Extracted data entries

---

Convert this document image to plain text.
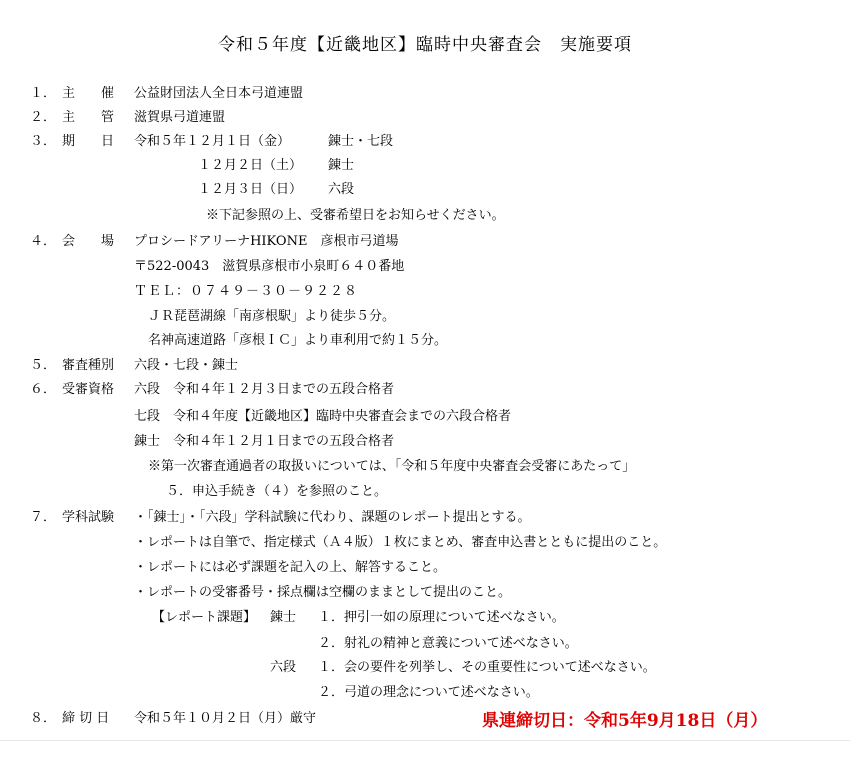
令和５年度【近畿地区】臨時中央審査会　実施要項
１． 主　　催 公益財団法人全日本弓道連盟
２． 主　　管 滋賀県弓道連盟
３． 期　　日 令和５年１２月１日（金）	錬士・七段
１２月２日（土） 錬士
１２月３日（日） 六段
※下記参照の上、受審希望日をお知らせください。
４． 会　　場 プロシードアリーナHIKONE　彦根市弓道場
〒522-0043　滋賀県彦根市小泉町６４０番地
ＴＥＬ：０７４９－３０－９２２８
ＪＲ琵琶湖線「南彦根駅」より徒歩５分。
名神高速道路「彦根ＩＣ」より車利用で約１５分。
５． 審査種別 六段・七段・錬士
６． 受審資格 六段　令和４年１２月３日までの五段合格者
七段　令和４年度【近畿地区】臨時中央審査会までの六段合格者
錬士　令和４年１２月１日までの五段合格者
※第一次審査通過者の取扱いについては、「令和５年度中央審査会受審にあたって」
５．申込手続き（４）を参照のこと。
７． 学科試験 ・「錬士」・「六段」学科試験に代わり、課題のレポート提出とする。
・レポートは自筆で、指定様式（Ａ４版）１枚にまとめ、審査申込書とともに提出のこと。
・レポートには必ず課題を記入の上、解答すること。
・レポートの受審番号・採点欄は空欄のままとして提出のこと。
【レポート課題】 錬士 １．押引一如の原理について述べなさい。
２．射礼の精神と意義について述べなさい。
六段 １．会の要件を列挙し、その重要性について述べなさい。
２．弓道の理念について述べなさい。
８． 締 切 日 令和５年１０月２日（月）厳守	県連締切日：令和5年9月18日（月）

---

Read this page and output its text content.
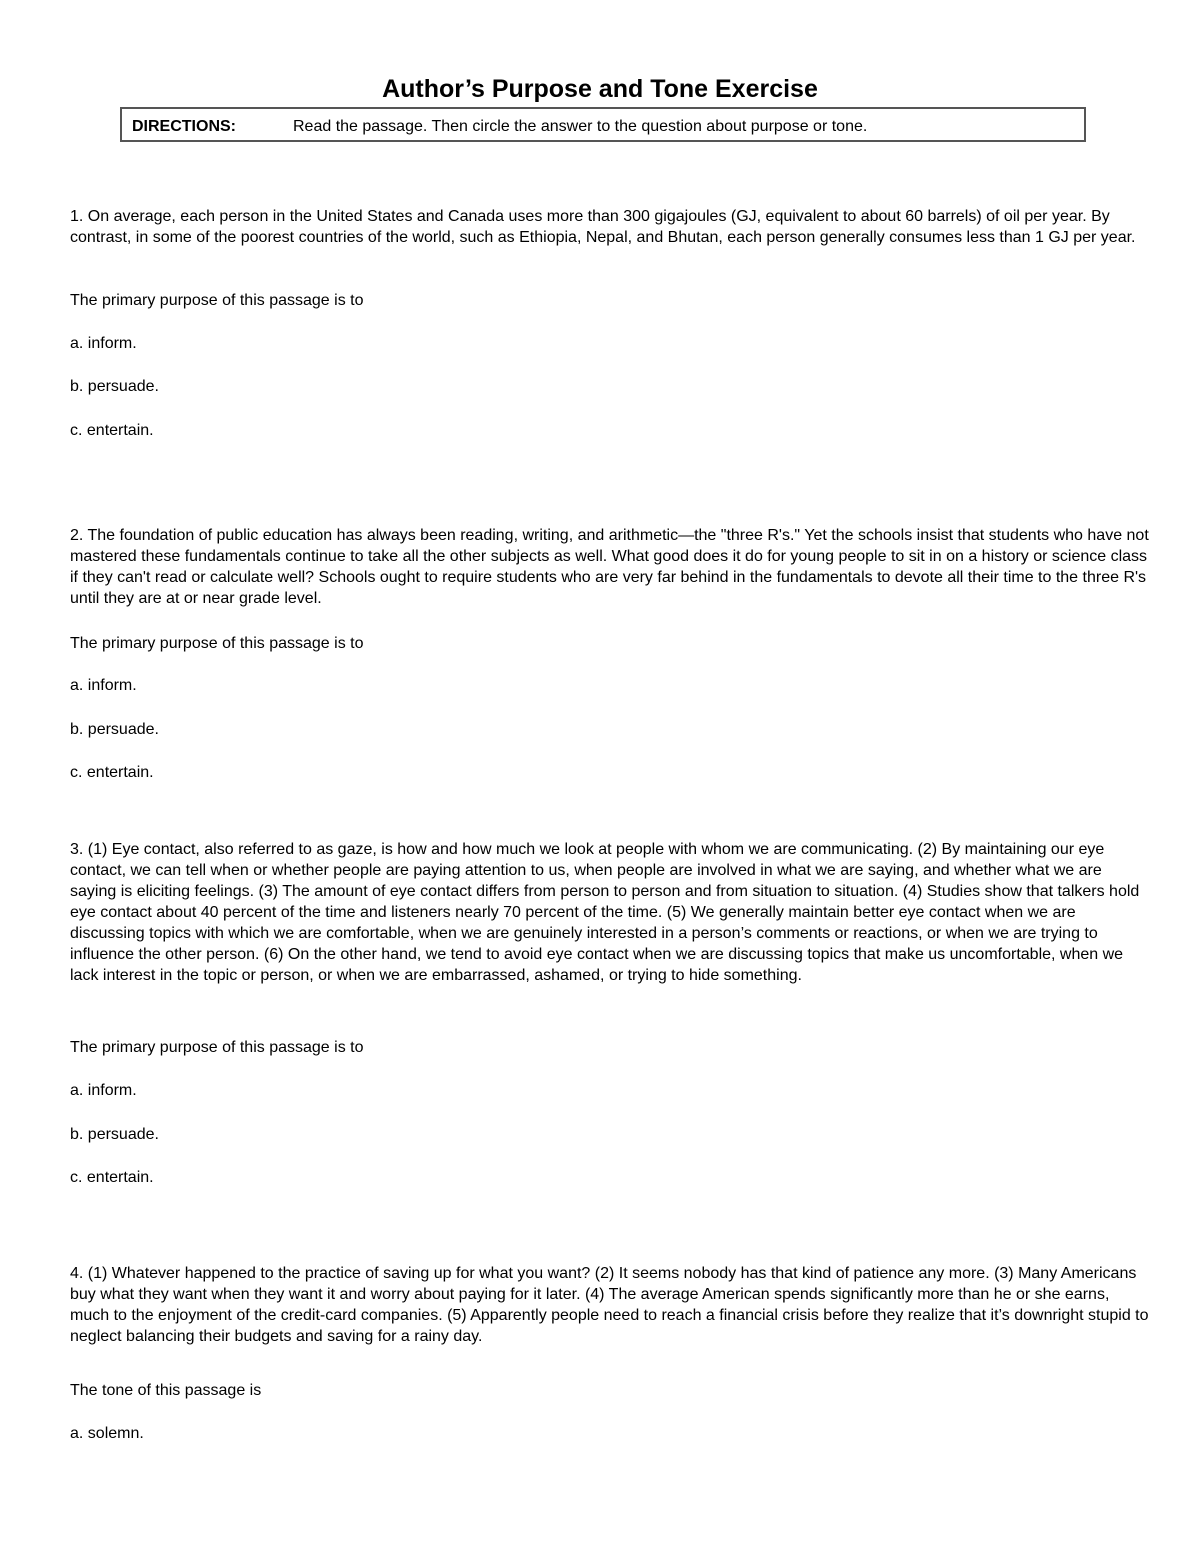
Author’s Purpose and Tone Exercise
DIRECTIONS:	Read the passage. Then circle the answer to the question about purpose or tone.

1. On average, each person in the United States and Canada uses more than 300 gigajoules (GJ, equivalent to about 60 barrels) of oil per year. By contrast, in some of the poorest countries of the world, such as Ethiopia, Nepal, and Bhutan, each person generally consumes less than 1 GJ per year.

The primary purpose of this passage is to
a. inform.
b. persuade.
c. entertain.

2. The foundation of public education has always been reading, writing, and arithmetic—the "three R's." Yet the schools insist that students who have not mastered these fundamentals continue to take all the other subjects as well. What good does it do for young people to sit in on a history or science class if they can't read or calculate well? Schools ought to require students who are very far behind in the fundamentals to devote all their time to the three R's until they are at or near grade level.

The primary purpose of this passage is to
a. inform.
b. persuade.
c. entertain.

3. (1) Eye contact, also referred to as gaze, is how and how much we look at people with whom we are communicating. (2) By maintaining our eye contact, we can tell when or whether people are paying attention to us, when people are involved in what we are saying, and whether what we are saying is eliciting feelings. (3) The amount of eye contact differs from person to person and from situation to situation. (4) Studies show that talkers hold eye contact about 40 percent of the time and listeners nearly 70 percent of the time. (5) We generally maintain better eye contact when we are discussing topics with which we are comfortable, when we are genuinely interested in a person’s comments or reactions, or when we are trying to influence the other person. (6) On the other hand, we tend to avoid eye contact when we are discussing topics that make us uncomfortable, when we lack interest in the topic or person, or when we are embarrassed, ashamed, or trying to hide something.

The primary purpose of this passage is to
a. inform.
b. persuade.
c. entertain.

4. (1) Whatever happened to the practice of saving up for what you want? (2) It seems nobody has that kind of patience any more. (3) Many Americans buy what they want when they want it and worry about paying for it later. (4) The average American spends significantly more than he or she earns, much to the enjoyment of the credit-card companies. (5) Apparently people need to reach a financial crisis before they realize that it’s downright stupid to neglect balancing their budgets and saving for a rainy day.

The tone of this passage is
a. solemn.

---

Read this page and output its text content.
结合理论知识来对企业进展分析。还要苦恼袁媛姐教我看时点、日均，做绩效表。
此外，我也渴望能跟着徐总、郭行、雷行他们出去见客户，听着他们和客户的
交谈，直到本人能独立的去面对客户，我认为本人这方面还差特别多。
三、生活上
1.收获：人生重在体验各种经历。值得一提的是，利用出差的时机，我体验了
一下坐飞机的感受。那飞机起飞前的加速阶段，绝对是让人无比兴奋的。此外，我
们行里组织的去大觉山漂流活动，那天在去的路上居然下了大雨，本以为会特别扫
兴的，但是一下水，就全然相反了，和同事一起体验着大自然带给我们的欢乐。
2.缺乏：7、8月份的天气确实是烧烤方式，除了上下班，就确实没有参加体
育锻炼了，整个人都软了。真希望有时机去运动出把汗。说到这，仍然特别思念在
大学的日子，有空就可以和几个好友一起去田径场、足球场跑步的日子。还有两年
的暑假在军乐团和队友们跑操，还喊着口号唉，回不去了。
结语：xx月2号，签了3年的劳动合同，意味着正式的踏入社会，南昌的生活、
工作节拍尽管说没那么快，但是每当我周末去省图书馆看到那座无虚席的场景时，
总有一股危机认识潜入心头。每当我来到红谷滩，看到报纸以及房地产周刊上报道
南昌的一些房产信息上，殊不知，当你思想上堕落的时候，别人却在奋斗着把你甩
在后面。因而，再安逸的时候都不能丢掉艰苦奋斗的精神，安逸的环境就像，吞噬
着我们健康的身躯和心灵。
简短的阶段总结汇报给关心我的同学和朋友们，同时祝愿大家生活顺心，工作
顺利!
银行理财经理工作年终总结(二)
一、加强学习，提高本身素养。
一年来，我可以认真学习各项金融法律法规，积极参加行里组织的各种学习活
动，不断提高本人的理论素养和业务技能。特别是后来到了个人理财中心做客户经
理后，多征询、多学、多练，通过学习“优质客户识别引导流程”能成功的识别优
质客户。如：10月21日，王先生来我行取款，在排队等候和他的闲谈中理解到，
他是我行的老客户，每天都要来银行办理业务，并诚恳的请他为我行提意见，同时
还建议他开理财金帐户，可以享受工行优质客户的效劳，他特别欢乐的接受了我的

---

> _Objective_
Out of the records, collect only those lines that contain the string "average".

> _Answer for the task_
1. On average, each person in the United States and Canada uses more than 300 gigajoules (GJ, equivalent to about 60 barrels) of oil per year. By contrast, in some of the poorest countries of the world, such as Ethiopia, Nepal, and Bhutan, each person generally consumes less than 1 GJ per year.
4. (1) Whatever happened to the practice of saving up for what you want? (2) It seems nobody has that kind of patience any more. (3) Many Americans buy what they want when they want it and worry about paying for it later. (4) The average American spends significantly more than he or she earns, much to the enjoyment of the credit-card companies. (5) Apparently people need to reach a financial crisis before they realize that it’s downright stupid to neglect balancing their budgets and saving for a rainy day.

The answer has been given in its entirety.